What you will do: Extract all of the data and reproduce it precisely.

Information shown:
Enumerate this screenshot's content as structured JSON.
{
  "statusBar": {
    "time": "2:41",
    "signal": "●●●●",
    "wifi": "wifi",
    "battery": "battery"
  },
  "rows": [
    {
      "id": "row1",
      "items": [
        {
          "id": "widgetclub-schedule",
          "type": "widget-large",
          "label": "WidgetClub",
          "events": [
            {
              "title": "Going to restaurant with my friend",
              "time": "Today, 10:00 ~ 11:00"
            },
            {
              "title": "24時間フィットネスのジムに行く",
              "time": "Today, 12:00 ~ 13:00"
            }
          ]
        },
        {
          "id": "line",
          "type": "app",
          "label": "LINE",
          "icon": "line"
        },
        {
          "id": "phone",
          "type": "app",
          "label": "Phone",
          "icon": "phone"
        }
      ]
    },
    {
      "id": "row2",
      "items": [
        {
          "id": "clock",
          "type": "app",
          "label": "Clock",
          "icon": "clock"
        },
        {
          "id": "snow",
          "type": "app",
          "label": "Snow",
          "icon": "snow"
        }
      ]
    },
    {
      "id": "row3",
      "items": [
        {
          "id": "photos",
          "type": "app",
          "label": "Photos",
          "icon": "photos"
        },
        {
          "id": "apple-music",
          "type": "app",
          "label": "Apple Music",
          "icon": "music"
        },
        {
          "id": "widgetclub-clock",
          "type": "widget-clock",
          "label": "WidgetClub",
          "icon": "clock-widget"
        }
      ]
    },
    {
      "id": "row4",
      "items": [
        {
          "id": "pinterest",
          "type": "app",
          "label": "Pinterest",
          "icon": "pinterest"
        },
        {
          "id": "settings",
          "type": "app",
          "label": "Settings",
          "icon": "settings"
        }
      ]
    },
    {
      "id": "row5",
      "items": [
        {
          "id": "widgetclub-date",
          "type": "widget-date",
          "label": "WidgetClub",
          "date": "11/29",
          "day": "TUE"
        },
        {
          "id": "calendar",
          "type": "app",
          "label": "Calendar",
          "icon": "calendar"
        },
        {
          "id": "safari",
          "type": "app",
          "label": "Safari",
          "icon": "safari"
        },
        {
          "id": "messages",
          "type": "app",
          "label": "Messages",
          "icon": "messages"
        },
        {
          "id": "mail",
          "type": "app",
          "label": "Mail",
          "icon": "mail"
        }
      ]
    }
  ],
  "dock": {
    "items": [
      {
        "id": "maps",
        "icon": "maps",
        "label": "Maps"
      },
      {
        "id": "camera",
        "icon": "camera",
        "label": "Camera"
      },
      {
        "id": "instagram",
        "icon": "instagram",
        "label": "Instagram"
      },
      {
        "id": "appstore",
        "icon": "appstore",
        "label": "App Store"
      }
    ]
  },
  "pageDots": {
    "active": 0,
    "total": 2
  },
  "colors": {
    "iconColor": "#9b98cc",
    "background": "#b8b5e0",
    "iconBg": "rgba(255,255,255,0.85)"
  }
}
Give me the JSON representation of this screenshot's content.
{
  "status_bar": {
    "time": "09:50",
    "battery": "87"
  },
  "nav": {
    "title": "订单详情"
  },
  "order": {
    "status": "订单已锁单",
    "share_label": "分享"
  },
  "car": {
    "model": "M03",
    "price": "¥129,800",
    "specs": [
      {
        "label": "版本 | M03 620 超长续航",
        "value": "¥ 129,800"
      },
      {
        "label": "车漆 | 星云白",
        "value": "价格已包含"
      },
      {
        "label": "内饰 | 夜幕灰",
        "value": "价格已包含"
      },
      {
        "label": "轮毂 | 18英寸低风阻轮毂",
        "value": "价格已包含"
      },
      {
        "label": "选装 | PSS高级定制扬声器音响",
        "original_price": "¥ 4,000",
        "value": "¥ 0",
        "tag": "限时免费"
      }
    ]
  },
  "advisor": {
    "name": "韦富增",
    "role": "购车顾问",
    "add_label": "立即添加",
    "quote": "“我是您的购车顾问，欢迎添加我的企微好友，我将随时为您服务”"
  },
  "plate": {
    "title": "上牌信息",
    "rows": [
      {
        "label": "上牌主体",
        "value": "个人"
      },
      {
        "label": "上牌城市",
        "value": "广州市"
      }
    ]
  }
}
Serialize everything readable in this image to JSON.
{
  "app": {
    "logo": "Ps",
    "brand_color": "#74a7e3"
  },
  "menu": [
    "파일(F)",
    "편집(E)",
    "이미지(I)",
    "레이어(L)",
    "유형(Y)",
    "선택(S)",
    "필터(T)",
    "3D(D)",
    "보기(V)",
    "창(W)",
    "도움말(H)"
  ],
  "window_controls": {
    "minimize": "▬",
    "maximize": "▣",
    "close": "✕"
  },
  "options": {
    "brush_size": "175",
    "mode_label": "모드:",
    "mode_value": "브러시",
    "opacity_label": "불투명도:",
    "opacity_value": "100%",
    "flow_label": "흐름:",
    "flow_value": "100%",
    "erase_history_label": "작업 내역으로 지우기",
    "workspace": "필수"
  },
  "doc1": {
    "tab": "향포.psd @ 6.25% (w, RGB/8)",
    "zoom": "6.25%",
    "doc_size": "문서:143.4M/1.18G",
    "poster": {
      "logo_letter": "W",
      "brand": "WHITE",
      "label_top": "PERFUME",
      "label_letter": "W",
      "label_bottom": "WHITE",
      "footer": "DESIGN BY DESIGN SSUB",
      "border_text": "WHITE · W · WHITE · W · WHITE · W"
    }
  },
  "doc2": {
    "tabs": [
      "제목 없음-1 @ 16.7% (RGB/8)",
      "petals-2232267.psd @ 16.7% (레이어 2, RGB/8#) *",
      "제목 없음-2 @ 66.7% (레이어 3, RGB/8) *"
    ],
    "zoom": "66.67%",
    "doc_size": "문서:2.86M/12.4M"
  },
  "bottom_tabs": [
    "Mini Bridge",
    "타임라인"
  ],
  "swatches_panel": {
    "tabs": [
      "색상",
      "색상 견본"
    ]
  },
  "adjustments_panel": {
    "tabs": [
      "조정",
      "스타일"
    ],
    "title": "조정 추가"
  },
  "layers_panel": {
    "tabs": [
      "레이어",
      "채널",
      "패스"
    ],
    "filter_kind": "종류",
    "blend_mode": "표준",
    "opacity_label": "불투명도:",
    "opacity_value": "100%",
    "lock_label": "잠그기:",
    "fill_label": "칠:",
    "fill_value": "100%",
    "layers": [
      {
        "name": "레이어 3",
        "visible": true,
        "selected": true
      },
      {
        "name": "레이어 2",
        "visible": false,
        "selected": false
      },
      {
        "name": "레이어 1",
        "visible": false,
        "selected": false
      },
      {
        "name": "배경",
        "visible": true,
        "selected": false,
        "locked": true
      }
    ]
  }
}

Solution:
Enumerate this screenshot's content as structured JSON.
{
  "statusBar": {
    "time": "2:41",
    "signal": "●●●●",
    "wifi": "wifi",
    "battery": "battery"
  },
  "rows": [
    {
      "id": "row1",
      "items": [
        {
          "id": "widgetclub-schedule",
          "type": "widget-large",
          "label": "WidgetClub",
          "events": [
            {
              "title": "Going to restaurant with my friend",
              "time": "Today, 10:00 ~ 11:00"
            },
            {
              "title": "24時間フィットネスのジムに行く",
              "time": "Today, 12:00 ~ 13:00"
            }
          ]
        },
        {
          "id": "line",
          "type": "app",
          "label": "LINE",
          "icon": "line"
        },
        {
          "id": "phone",
          "type": "app",
          "label": "Phone",
          "icon": "phone"
        }
      ]
    },
    {
      "id": "row2",
      "items": [
        {
          "id": "clock",
          "type": "app",
          "label": "Clock",
          "icon": "clock"
        },
        {
          "id": "snow",
          "type": "app",
          "label": "Snow",
          "icon": "snow"
        }
      ]
    },
    {
      "id": "row3",
      "items": [
        {
          "id": "photos",
          "type": "app",
          "label": "Photos",
          "icon": "photos"
        },
        {
          "id": "apple-music",
          "type": "app",
          "label": "Apple Music",
          "icon": "music"
        },
        {
          "id": "widgetclub-clock",
          "type": "widget-clock",
          "label": "WidgetClub",
          "icon": "clock-widget"
        }
      ]
    },
    {
      "id": "row4",
      "items": [
        {
          "id": "pinterest",
          "type": "app",
          "label": "Pinterest",
          "icon": "pinterest"
        },
        {
          "id": "settings",
          "type": "app",
          "label": "Settings",
          "icon": "settings"
        }
      ]
    },
    {
      "id": "row5",
      "items": [
        {
          "id": "widgetclub-date",
          "type": "widget-date",
          "label": "WidgetClub",
          "date": "11/29",
          "day": "TUE"
        },
        {
          "id": "calendar",
          "type": "app",
          "label": "Calendar",
          "icon": "calendar"
        },
        {
          "id": "safari",
          "type": "app",
          "label": "Safari",
          "icon": "safari"
        },
        {
          "id": "messages",
          "type": "app",
          "label": "Messages",
          "icon": "messages"
        },
        {
          "id": "mail",
          "type": "app",
          "label": "Mail",
          "icon": "mail"
        }
      ]
    }
  ],
  "dock": {
    "items": [
      {
        "id": "maps",
        "icon": "maps",
        "label": "Maps"
      },
      {
        "id": "camera",
        "icon": "camera",
        "label": "Camera"
      },
      {
        "id": "instagram",
        "icon": "instagram",
        "label": "Instagram"
      },
      {
        "id": "appstore",
        "icon": "appstore",
        "label": "App Store"
      }
    ]
  },
  "pageDots": {
    "active": 0,
    "total": 2
  },
  "colors": {
    "iconColor": "#9b98cc",
    "background": "#b8b5e0",
    "iconBg": "rgba(255,255,255,0.85)"
  }
}
Give me the JSON representation of this screenshot's content.
{
  "status_bar": {
    "time": "09:50",
    "battery": "87"
  },
  "nav": {
    "title": "订单详情"
  },
  "order": {
    "status": "订单已锁单",
    "share_label": "分享"
  },
  "car": {
    "model": "M03",
    "price": "¥129,800",
    "specs": [
      {
        "label": "版本 | M03 620 超长续航",
        "value": "¥ 129,800"
      },
      {
        "label": "车漆 | 星云白",
        "value": "价格已包含"
      },
      {
        "label": "内饰 | 夜幕灰",
        "value": "价格已包含"
      },
      {
        "label": "轮毂 | 18英寸低风阻轮毂",
        "value": "价格已包含"
      },
      {
        "label": "选装 | PSS高级定制扬声器音响",
        "original_price": "¥ 4,000",
        "value": "¥ 0",
        "tag": "限时免费"
      }
    ]
  },
  "advisor": {
    "name": "韦富增",
    "role": "购车顾问",
    "add_label": "立即添加",
    "quote": "“我是您的购车顾问，欢迎添加我的企微好友，我将随时为您服务”"
  },
  "plate": {
    "title": "上牌信息",
    "rows": [
      {
        "label": "上牌主体",
        "value": "个人"
      },
      {
        "label": "上牌城市",
        "value": "广州市"
      }
    ]
  }
}
Serialize everything readable in this image to JSON.
{
  "app": {
    "logo": "Ps",
    "brand_color": "#74a7e3"
  },
  "menu": [
    "파일(F)",
    "편집(E)",
    "이미지(I)",
    "레이어(L)",
    "유형(Y)",
    "선택(S)",
    "필터(T)",
    "3D(D)",
    "보기(V)",
    "창(W)",
    "도움말(H)"
  ],
  "window_controls": {
    "minimize": "▬",
    "maximize": "▣",
    "close": "✕"
  },
  "options": {
    "brush_size": "175",
    "mode_label": "모드:",
    "mode_value": "브러시",
    "opacity_label": "불투명도:",
    "opacity_value": "100%",
    "flow_label": "흐름:",
    "flow_value": "100%",
    "erase_history_label": "작업 내역으로 지우기",
    "workspace": "필수"
  },
  "doc1": {
    "tab": "향포.psd @ 6.25% (w, RGB/8)",
    "zoom": "6.25%",
    "doc_size": "문서:143.4M/1.18G",
    "poster": {
      "logo_letter": "W",
      "brand": "WHITE",
      "label_top": "PERFUME",
      "label_letter": "W",
      "label_bottom": "WHITE",
      "footer": "DESIGN BY DESIGN SSUB",
      "border_text": "WHITE · W · WHITE · W · WHITE · W"
    }
  },
  "doc2": {
    "tabs": [
      "제목 없음-1 @ 16.7% (RGB/8)",
      "petals-2232267.psd @ 16.7% (레이어 2, RGB/8#) *",
      "제목 없음-2 @ 66.7% (레이어 3, RGB/8) *"
    ],
    "zoom": "66.67%",
    "doc_size": "문서:2.86M/12.4M"
  },
  "bottom_tabs": [
    "Mini Bridge",
    "타임라인"
  ],
  "swatches_panel": {
    "tabs": [
      "색상",
      "색상 견본"
    ]
  },
  "adjustments_panel": {
    "tabs": [
      "조정",
      "스타일"
    ],
    "title": "조정 추가"
  },
  "layers_panel": {
    "tabs": [
      "레이어",
      "채널",
      "패스"
    ],
    "filter_kind": "종류",
    "blend_mode": "표준",
    "opacity_label": "불투명도:",
    "opacity_value": "100%",
    "lock_label": "잠그기:",
    "fill_label": "칠:",
    "fill_value": "100%",
    "layers": [
      {
        "name": "레이어 3",
        "visible": true,
        "selected": true
      },
      {
        "name": "레이어 2",
        "visible": false,
        "selected": false
      },
      {
        "name": "레이어 1",
        "visible": false,
        "selected": false
      },
      {
        "name": "배경",
        "visible": true,
        "selected": false,
        "locked": true
      }
    ]
  }
}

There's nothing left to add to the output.